Short problem: All entries must be repeated exactly; do not include the pictures.

━━━ Data supplied ━━━

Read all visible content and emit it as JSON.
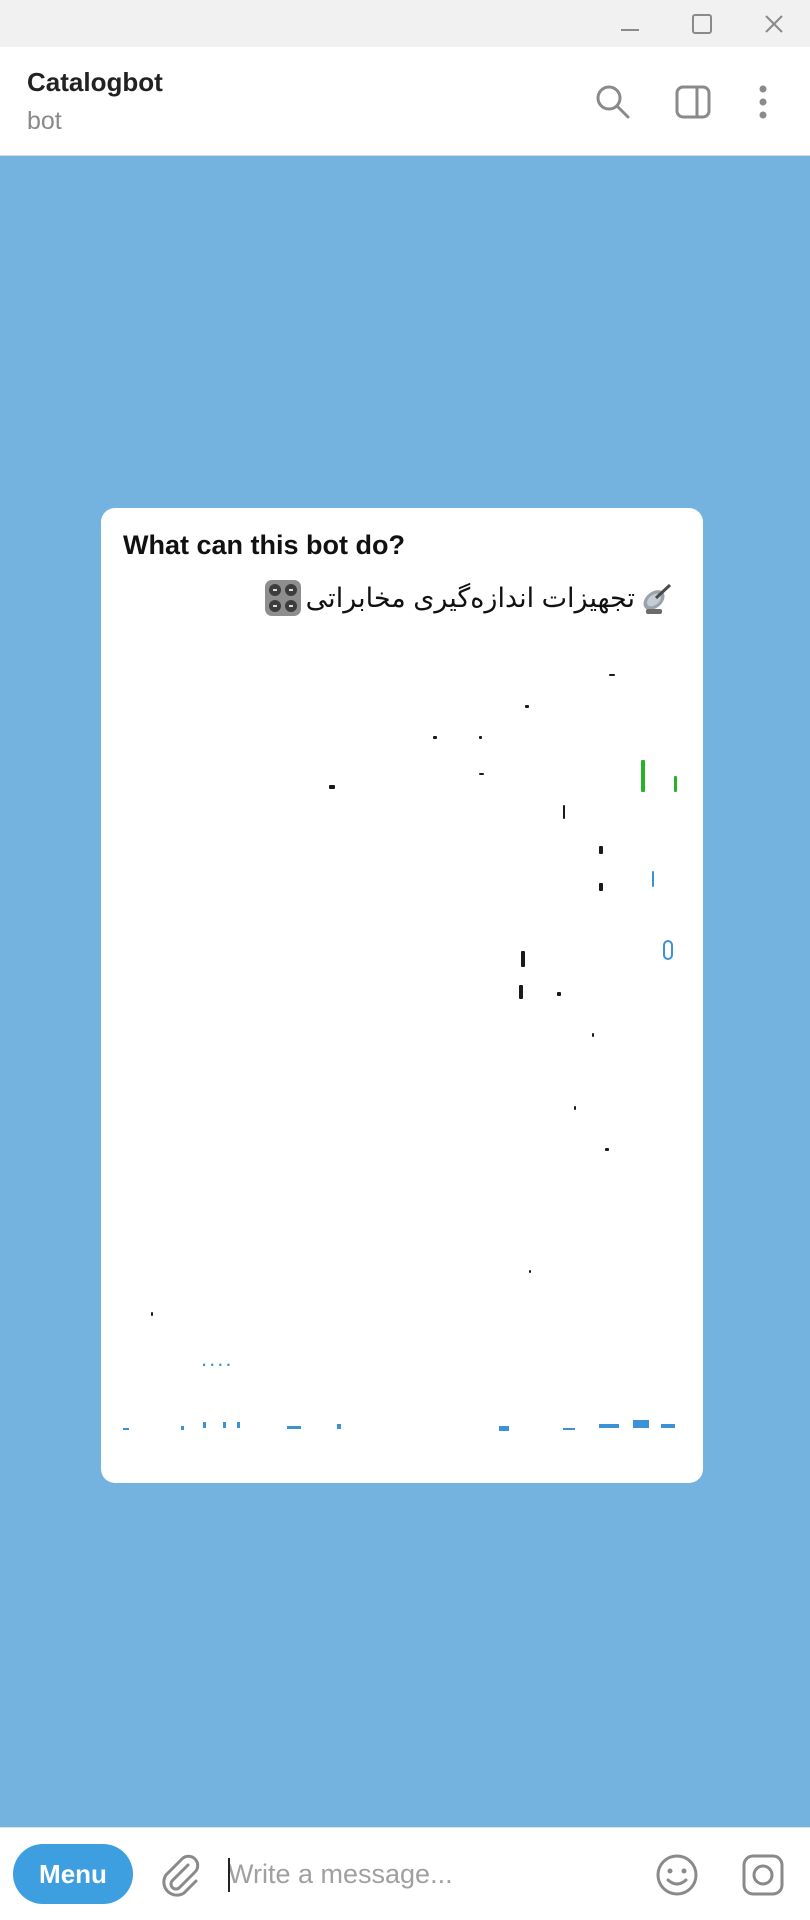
{
  "window": {
    "controls": {
      "minimize_icon": "minimize-icon",
      "maximize_icon": "maximize-icon",
      "close_icon": "close-icon"
    }
  },
  "header": {
    "title": "Catalogbot",
    "subtitle": "bot",
    "icons": [
      "search-icon",
      "sidebar-toggle-icon",
      "more-vertical-icon"
    ]
  },
  "card": {
    "heading": "What can this bot do?",
    "line1_text": "تجهیزات اندازه‌گیری مخابراتی",
    "line1_emojis": [
      "satellite-antenna-icon",
      "control-knobs-icon"
    ],
    "ellipsis": "...."
  },
  "composer": {
    "menu_label": "Menu",
    "placeholder": "Write a message..."
  },
  "colors": {
    "chat_background": "#74b3df",
    "accent": "#3e9fe0",
    "link": "#3b93d6"
  }
}
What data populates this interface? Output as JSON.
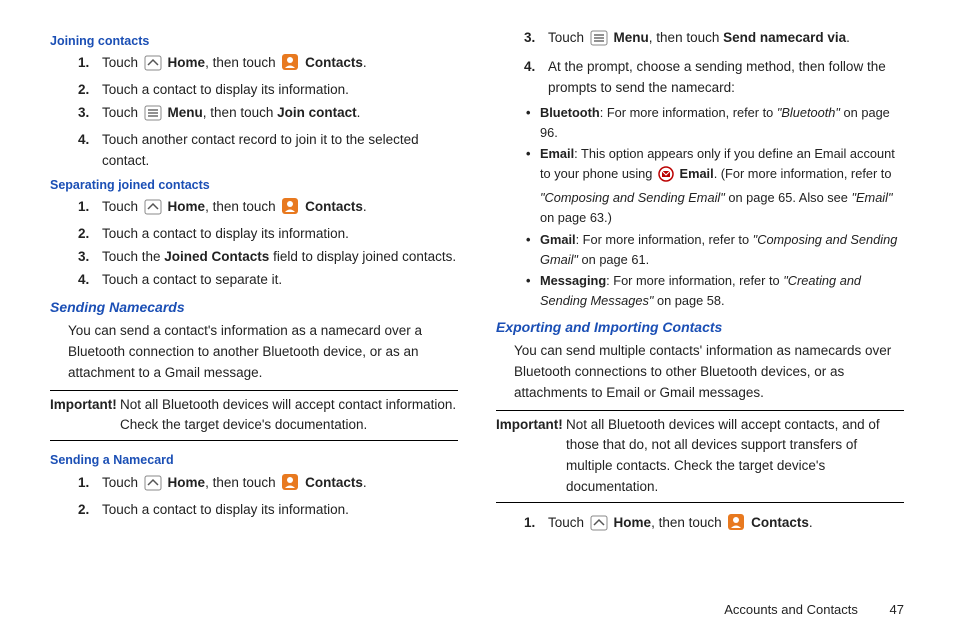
{
  "labels": {
    "home": "Home",
    "contacts": "Contacts",
    "menu": "Menu",
    "email": "Email",
    "important": "Important!"
  },
  "joining": {
    "heading": "Joining contacts",
    "steps": {
      "s1a": "Touch ",
      "s1b": ", then touch ",
      "s1c": ".",
      "s2": "Touch a contact to display its information.",
      "s3a": "Touch ",
      "s3b": ", then touch ",
      "s3c": "Join contact",
      "s3d": ".",
      "s4": "Touch another contact record to join it to the selected contact."
    }
  },
  "separating": {
    "heading": "Separating joined contacts",
    "steps": {
      "s1a": "Touch ",
      "s1b": ", then touch ",
      "s1c": ".",
      "s2": "Touch a contact to display its information.",
      "s3a": "Touch the ",
      "s3b": "Joined Contacts",
      "s3c": " field to display joined contacts.",
      "s4": "Touch a contact to separate it."
    }
  },
  "sending_namecards": {
    "heading": "Sending Namecards",
    "intro": "You can send a contact's information as a namecard over a Bluetooth connection to another Bluetooth device, or as an attachment to a Gmail message.",
    "important": "Not all Bluetooth devices will accept contact information. Check the target device's documentation."
  },
  "sending_a_namecard": {
    "heading": "Sending a Namecard",
    "steps": {
      "s1a": "Touch ",
      "s1b": ", then touch ",
      "s1c": ".",
      "s2": "Touch a contact to display its information.",
      "s3a": "Touch ",
      "s3b": ", then touch ",
      "s3c": "Send namecard via",
      "s3d": "."
    }
  },
  "send_method": {
    "s4": "At the prompt, choose a sending method, then follow the prompts to send the namecard:",
    "bt_name": "Bluetooth",
    "bt_text": ": For more information, refer to ",
    "bt_ref": "\"Bluetooth\"",
    "bt_after": "  on page 96.",
    "em_name": "Email",
    "em_text1": ": This option appears only if you define an Email account to your phone using ",
    "em_text2": ". (For more information, refer to ",
    "em_ref": "\"Composing and Sending Email\"",
    "em_after": "  on page 65. Also see ",
    "em_ref2": "\"Email\"",
    "em_after2": " on page 63.)",
    "gm_name": "Gmail",
    "gm_text": ": For more information, refer to ",
    "gm_ref": "\"Composing and Sending Gmail\"",
    "gm_after": "  on page 61.",
    "ms_name": "Messaging",
    "ms_text": ": For more information, refer to ",
    "ms_ref": "\"Creating and Sending Messages\"",
    "ms_after": "  on page 58."
  },
  "exporting": {
    "heading": "Exporting and Importing Contacts",
    "intro": "You can send multiple contacts' information as namecards over Bluetooth connections to other Bluetooth devices, or as attachments to Email or Gmail messages.",
    "important": "Not all Bluetooth devices will accept contacts, and of those that do, not all devices support transfers of multiple contacts. Check the target device's documentation.",
    "steps": {
      "s1a": "Touch ",
      "s1b": ", then touch ",
      "s1c": "."
    }
  },
  "footer": {
    "section": "Accounts and Contacts",
    "page": "47"
  }
}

━━━

Worked answer:
Read all visible content and emit it as JSON.
{
  "window": {
    "controls": {
      "minimize_icon": "minimize-icon",
      "maximize_icon": "maximize-icon",
      "close_icon": "close-icon"
    }
  },
  "header": {
    "title": "Catalogbot",
    "subtitle": "bot",
    "icons": [
      "search-icon",
      "sidebar-toggle-icon",
      "more-vertical-icon"
    ]
  },
  "card": {
    "heading": "What can this bot do?",
    "line1_text": "تجهیزات اندازه‌گیری مخابراتی",
    "line1_emojis": [
      "satellite-antenna-icon",
      "control-knobs-icon"
    ],
    "ellipsis": "...."
  },
  "composer": {
    "menu_label": "Menu",
    "placeholder": "Write a message..."
  },
  "colors": {
    "chat_background": "#74b3df",
    "accent": "#3e9fe0",
    "link": "#3b93d6"
  }
}
What data populates this interface? Output as JSON.
{
  "labels": {
    "home": "Home",
    "contacts": "Contacts",
    "menu": "Menu",
    "email": "Email",
    "important": "Important!"
  },
  "joining": {
    "heading": "Joining contacts",
    "steps": {
      "s1a": "Touch ",
      "s1b": ", then touch ",
      "s1c": ".",
      "s2": "Touch a contact to display its information.",
      "s3a": "Touch ",
      "s3b": ", then touch ",
      "s3c": "Join contact",
      "s3d": ".",
      "s4": "Touch another contact record to join it to the selected contact."
    }
  },
  "separating": {
    "heading": "Separating joined contacts",
    "steps": {
      "s1a": "Touch ",
      "s1b": ", then touch ",
      "s1c": ".",
      "s2": "Touch a contact to display its information.",
      "s3a": "Touch the ",
      "s3b": "Joined Contacts",
      "s3c": " field to display joined contacts.",
      "s4": "Touch a contact to separate it."
    }
  },
  "sending_namecards": {
    "heading": "Sending Namecards",
    "intro": "You can send a contact's information as a namecard over a Bluetooth connection to another Bluetooth device, or as an attachment to a Gmail message.",
    "important": "Not all Bluetooth devices will accept contact information. Check the target device's documentation."
  },
  "sending_a_namecard": {
    "heading": "Sending a Namecard",
    "steps": {
      "s1a": "Touch ",
      "s1b": ", then touch ",
      "s1c": ".",
      "s2": "Touch a contact to display its information.",
      "s3a": "Touch ",
      "s3b": ", then touch ",
      "s3c": "Send namecard via",
      "s3d": "."
    }
  },
  "send_method": {
    "s4": "At the prompt, choose a sending method, then follow the prompts to send the namecard:",
    "bt_name": "Bluetooth",
    "bt_text": ": For more information, refer to ",
    "bt_ref": "\"Bluetooth\"",
    "bt_after": "  on page 96.",
    "em_name": "Email",
    "em_text1": ": This option appears only if you define an Email account to your phone using ",
    "em_text2": ". (For more information, refer to ",
    "em_ref": "\"Composing and Sending Email\"",
    "em_after": "  on page 65. Also see ",
    "em_ref2": "\"Email\"",
    "em_after2": " on page 63.)",
    "gm_name": "Gmail",
    "gm_text": ": For more information, refer to ",
    "gm_ref": "\"Composing and Sending Gmail\"",
    "gm_after": "  on page 61.",
    "ms_name": "Messaging",
    "ms_text": ": For more information, refer to ",
    "ms_ref": "\"Creating and Sending Messages\"",
    "ms_after": "  on page 58."
  },
  "exporting": {
    "heading": "Exporting and Importing Contacts",
    "intro": "You can send multiple contacts' information as namecards over Bluetooth connections to other Bluetooth devices, or as attachments to Email or Gmail messages.",
    "important": "Not all Bluetooth devices will accept contacts, and of those that do, not all devices support transfers of multiple contacts. Check the target device's documentation.",
    "steps": {
      "s1a": "Touch ",
      "s1b": ", then touch ",
      "s1c": "."
    }
  },
  "footer": {
    "section": "Accounts and Contacts",
    "page": "47"
  }
}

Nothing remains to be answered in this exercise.